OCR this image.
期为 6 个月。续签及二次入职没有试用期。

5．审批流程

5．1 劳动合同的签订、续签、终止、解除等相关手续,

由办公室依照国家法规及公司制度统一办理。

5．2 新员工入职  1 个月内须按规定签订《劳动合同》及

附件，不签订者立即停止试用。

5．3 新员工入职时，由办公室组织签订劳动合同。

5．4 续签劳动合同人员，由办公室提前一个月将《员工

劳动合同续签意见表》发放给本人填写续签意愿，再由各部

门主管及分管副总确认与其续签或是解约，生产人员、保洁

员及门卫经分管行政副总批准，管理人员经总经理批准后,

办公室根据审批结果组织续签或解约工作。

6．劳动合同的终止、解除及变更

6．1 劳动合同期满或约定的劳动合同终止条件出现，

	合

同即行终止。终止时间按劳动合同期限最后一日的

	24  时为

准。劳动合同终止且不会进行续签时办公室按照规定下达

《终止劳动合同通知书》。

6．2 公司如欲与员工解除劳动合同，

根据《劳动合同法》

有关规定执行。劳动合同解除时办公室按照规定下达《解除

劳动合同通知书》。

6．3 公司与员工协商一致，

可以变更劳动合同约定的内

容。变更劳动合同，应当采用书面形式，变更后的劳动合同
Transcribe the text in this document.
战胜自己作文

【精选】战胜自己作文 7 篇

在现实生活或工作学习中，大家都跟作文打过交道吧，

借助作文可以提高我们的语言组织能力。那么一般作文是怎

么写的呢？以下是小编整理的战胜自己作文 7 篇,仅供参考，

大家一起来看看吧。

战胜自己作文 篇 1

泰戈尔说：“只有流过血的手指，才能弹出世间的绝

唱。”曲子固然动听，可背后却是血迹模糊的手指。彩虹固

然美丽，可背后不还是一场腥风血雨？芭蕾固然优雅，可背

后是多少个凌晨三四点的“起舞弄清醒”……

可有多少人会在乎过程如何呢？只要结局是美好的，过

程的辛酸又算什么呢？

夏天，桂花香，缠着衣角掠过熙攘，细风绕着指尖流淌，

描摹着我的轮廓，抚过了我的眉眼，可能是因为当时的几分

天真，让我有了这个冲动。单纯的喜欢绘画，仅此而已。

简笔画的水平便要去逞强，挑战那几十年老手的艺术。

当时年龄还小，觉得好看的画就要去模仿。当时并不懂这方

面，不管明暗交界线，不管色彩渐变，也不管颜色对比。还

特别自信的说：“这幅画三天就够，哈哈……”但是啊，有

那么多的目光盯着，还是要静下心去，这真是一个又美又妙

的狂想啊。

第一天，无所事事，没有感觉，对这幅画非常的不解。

● ● ●

— What you have to do —
Look through the entries and work out how many lines have the word "this" in them; reply with that number only.

— Solved problem —
2